(Stored data entries)
================

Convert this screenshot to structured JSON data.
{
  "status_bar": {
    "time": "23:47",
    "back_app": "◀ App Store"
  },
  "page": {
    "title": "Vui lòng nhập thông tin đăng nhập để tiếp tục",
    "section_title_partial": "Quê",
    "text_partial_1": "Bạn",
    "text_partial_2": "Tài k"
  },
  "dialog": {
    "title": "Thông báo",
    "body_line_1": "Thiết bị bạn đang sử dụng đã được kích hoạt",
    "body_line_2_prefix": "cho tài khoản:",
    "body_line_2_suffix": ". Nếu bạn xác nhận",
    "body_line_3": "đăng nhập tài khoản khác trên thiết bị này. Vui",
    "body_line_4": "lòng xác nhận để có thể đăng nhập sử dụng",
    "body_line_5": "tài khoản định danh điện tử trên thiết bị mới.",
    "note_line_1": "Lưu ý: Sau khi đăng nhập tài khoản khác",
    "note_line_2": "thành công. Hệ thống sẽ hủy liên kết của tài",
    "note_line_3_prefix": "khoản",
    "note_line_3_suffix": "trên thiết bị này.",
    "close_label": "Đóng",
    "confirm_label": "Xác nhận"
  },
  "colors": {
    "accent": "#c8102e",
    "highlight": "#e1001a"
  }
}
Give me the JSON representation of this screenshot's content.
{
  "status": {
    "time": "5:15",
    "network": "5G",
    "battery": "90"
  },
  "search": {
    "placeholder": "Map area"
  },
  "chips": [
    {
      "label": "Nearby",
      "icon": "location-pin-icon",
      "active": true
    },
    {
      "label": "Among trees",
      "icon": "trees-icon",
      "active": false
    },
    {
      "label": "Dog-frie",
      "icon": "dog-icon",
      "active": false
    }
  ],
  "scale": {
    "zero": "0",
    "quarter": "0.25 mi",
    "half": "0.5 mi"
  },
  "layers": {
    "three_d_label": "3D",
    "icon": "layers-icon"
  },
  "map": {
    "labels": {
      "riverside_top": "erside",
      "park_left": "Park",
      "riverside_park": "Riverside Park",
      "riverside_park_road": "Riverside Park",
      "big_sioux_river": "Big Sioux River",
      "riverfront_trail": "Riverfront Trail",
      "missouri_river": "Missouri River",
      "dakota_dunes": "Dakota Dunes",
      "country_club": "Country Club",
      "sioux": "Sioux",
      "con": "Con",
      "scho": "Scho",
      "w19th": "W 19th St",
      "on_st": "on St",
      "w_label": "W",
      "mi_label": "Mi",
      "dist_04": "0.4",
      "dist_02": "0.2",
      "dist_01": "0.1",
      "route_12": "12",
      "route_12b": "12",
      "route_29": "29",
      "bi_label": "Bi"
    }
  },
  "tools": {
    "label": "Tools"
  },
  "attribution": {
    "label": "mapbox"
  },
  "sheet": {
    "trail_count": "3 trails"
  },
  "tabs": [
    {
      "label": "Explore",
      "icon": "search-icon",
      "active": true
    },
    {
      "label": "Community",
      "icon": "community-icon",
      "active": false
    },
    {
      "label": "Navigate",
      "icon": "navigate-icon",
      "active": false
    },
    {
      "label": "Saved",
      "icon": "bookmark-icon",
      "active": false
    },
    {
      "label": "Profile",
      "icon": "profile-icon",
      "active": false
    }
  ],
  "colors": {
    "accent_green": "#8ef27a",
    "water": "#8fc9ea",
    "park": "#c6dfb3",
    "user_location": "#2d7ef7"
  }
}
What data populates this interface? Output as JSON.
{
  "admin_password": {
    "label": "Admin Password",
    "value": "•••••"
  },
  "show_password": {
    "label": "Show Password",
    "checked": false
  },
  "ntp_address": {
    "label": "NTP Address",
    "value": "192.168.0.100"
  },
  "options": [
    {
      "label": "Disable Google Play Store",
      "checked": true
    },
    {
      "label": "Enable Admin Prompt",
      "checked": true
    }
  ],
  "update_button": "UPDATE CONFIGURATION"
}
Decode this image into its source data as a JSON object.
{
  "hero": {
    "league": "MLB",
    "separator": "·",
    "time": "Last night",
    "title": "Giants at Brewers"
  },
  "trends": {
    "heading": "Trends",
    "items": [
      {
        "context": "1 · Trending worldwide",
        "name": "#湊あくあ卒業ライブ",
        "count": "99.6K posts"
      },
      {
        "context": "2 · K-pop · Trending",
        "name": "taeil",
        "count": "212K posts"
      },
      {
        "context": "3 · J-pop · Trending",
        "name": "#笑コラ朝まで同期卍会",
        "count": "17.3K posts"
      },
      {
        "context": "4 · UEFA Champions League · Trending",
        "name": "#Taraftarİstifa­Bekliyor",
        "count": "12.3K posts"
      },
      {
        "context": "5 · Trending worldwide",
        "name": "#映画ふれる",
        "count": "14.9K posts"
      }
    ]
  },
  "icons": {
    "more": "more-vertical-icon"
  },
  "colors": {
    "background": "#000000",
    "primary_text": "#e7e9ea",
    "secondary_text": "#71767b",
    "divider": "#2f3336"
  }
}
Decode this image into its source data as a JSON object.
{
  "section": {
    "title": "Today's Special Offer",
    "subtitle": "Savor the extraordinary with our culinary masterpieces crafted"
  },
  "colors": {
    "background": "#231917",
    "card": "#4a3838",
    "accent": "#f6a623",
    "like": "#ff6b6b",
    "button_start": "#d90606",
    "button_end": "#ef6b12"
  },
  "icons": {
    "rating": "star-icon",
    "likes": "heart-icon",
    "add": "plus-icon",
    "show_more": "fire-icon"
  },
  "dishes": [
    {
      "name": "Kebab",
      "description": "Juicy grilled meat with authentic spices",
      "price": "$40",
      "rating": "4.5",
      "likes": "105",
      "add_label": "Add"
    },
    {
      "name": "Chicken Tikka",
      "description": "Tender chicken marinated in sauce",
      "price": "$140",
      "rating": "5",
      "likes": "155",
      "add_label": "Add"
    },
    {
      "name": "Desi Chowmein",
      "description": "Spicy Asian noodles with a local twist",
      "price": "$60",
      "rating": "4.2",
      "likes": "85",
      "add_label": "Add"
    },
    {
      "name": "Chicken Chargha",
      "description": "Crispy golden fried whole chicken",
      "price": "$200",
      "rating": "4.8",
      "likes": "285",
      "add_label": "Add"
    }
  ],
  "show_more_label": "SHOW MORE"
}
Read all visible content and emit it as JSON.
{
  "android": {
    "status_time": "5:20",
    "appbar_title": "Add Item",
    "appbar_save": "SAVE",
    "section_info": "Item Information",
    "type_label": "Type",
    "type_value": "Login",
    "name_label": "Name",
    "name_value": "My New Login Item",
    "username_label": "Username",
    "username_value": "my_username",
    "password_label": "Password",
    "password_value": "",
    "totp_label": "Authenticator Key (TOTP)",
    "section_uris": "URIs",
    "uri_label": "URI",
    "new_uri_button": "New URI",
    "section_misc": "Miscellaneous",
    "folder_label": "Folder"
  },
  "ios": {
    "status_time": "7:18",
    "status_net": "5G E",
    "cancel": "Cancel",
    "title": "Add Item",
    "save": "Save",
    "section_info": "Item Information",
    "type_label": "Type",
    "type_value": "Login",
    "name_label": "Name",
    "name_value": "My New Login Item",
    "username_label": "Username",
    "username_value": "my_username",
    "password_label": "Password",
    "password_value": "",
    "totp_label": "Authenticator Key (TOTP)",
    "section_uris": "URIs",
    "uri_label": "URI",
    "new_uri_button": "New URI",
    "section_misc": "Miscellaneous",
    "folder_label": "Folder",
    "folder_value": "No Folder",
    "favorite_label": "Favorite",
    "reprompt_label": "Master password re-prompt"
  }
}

================

▸ Written exercise
Return every line exactly.

▸ Task result
Convert this screenshot to structured JSON data.
{
  "status_bar": {
    "time": "23:47",
    "back_app": "◀ App Store"
  },
  "page": {
    "title": "Vui lòng nhập thông tin đăng nhập để tiếp tục",
    "section_title_partial": "Quê",
    "text_partial_1": "Bạn",
    "text_partial_2": "Tài k"
  },
  "dialog": {
    "title": "Thông báo",
    "body_line_1": "Thiết bị bạn đang sử dụng đã được kích hoạt",
    "body_line_2_prefix": "cho tài khoản:",
    "body_line_2_suffix": ". Nếu bạn xác nhận",
    "body_line_3": "đăng nhập tài khoản khác trên thiết bị này. Vui",
    "body_line_4": "lòng xác nhận để có thể đăng nhập sử dụng",
    "body_line_5": "tài khoản định danh điện tử trên thiết bị mới.",
    "note_line_1": "Lưu ý: Sau khi đăng nhập tài khoản khác",
    "note_line_2": "thành công. Hệ thống sẽ hủy liên kết của tài",
    "note_line_3_prefix": "khoản",
    "note_line_3_suffix": "trên thiết bị này.",
    "close_label": "Đóng",
    "confirm_label": "Xác nhận"
  },
  "colors": {
    "accent": "#c8102e",
    "highlight": "#e1001a"
  }
}
Give me the JSON representation of this screenshot's content.
{
  "status": {
    "time": "5:15",
    "network": "5G",
    "battery": "90"
  },
  "search": {
    "placeholder": "Map area"
  },
  "chips": [
    {
      "label": "Nearby",
      "icon": "location-pin-icon",
      "active": true
    },
    {
      "label": "Among trees",
      "icon": "trees-icon",
      "active": false
    },
    {
      "label": "Dog-frie",
      "icon": "dog-icon",
      "active": false
    }
  ],
  "scale": {
    "zero": "0",
    "quarter": "0.25 mi",
    "half": "0.5 mi"
  },
  "layers": {
    "three_d_label": "3D",
    "icon": "layers-icon"
  },
  "map": {
    "labels": {
      "riverside_top": "erside",
      "park_left": "Park",
      "riverside_park": "Riverside Park",
      "riverside_park_road": "Riverside Park",
      "big_sioux_river": "Big Sioux River",
      "riverfront_trail": "Riverfront Trail",
      "missouri_river": "Missouri River",
      "dakota_dunes": "Dakota Dunes",
      "country_club": "Country Club",
      "sioux": "Sioux",
      "con": "Con",
      "scho": "Scho",
      "w19th": "W 19th St",
      "on_st": "on St",
      "w_label": "W",
      "mi_label": "Mi",
      "dist_04": "0.4",
      "dist_02": "0.2",
      "dist_01": "0.1",
      "route_12": "12",
      "route_12b": "12",
      "route_29": "29",
      "bi_label": "Bi"
    }
  },
  "tools": {
    "label": "Tools"
  },
  "attribution": {
    "label": "mapbox"
  },
  "sheet": {
    "trail_count": "3 trails"
  },
  "tabs": [
    {
      "label": "Explore",
      "icon": "search-icon",
      "active": true
    },
    {
      "label": "Community",
      "icon": "community-icon",
      "active": false
    },
    {
      "label": "Navigate",
      "icon": "navigate-icon",
      "active": false
    },
    {
      "label": "Saved",
      "icon": "bookmark-icon",
      "active": false
    },
    {
      "label": "Profile",
      "icon": "profile-icon",
      "active": false
    }
  ],
  "colors": {
    "accent_green": "#8ef27a",
    "water": "#8fc9ea",
    "park": "#c6dfb3",
    "user_location": "#2d7ef7"
  }
}
What data populates this interface? Output as JSON.
{
  "admin_password": {
    "label": "Admin Password",
    "value": "•••••"
  },
  "show_password": {
    "label": "Show Password",
    "checked": false
  },
  "ntp_address": {
    "label": "NTP Address",
    "value": "192.168.0.100"
  },
  "options": [
    {
      "label": "Disable Google Play Store",
      "checked": true
    },
    {
      "label": "Enable Admin Prompt",
      "checked": true
    }
  ],
  "update_button": "UPDATE CONFIGURATION"
}
Decode this image into its source data as a JSON object.
{
  "hero": {
    "league": "MLB",
    "separator": "·",
    "time": "Last night",
    "title": "Giants at Brewers"
  },
  "trends": {
    "heading": "Trends",
    "items": [
      {
        "context": "1 · Trending worldwide",
        "name": "#湊あくあ卒業ライブ",
        "count": "99.6K posts"
      },
      {
        "context": "2 · K-pop · Trending",
        "name": "taeil",
        "count": "212K posts"
      },
      {
        "context": "3 · J-pop · Trending",
        "name": "#笑コラ朝まで同期卍会",
        "count": "17.3K posts"
      },
      {
        "context": "4 · UEFA Champions League · Trending",
        "name": "#Taraftarİstifa­Bekliyor",
        "count": "12.3K posts"
      },
      {
        "context": "5 · Trending worldwide",
        "name": "#映画ふれる",
        "count": "14.9K posts"
      }
    ]
  },
  "icons": {
    "more": "more-vertical-icon"
  },
  "colors": {
    "background": "#000000",
    "primary_text": "#e7e9ea",
    "secondary_text": "#71767b",
    "divider": "#2f3336"
  }
}
Decode this image into its source data as a JSON object.
{
  "section": {
    "title": "Today's Special Offer",
    "subtitle": "Savor the extraordinary with our culinary masterpieces crafted"
  },
  "colors": {
    "background": "#231917",
    "card": "#4a3838",
    "accent": "#f6a623",
    "like": "#ff6b6b",
    "button_start": "#d90606",
    "button_end": "#ef6b12"
  },
  "icons": {
    "rating": "star-icon",
    "likes": "heart-icon",
    "add": "plus-icon",
    "show_more": "fire-icon"
  },
  "dishes": [
    {
      "name": "Kebab",
      "description": "Juicy grilled meat with authentic spices",
      "price": "$40",
      "rating": "4.5",
      "likes": "105",
      "add_label": "Add"
    },
    {
      "name": "Chicken Tikka",
      "description": "Tender chicken marinated in sauce",
      "price": "$140",
      "rating": "5",
      "likes": "155",
      "add_label": "Add"
    },
    {
      "name": "Desi Chowmein",
      "description": "Spicy Asian noodles with a local twist",
      "price": "$60",
      "rating": "4.2",
      "likes": "85",
      "add_label": "Add"
    },
    {
      "name": "Chicken Chargha",
      "description": "Crispy golden fried whole chicken",
      "price": "$200",
      "rating": "4.8",
      "likes": "285",
      "add_label": "Add"
    }
  ],
  "show_more_label": "SHOW MORE"
}
Read all visible content and emit it as JSON.
{
  "android": {
    "status_time": "5:20",
    "appbar_title": "Add Item",
    "appbar_save": "SAVE",
    "section_info": "Item Information",
    "type_label": "Type",
    "type_value": "Login",
    "name_label": "Name",
    "name_value": "My New Login Item",
    "username_label": "Username",
    "username_value": "my_username",
    "password_label": "Password",
    "password_value": "",
    "totp_label": "Authenticator Key (TOTP)",
    "section_uris": "URIs",
    "uri_label": "URI",
    "new_uri_button": "New URI",
    "section_misc": "Miscellaneous",
    "folder_label": "Folder"
  },
  "ios": {
    "status_time": "7:18",
    "status_net": "5G E",
    "cancel": "Cancel",
    "title": "Add Item",
    "save": "Save",
    "section_info": "Item Information",
    "type_label": "Type",
    "type_value": "Login",
    "name_label": "Name",
    "name_value": "My New Login Item",
    "username_label": "Username",
    "username_value": "my_username",
    "password_label": "Password",
    "password_value": "",
    "totp_label": "Authenticator Key (TOTP)",
    "section_uris": "URIs",
    "uri_label": "URI",
    "new_uri_button": "New URI",
    "section_misc": "Miscellaneous",
    "folder_label": "Folder",
    "folder_value": "No Folder",
    "favorite_label": "Favorite",
    "reprompt_label": "Master password re-prompt"
  }
}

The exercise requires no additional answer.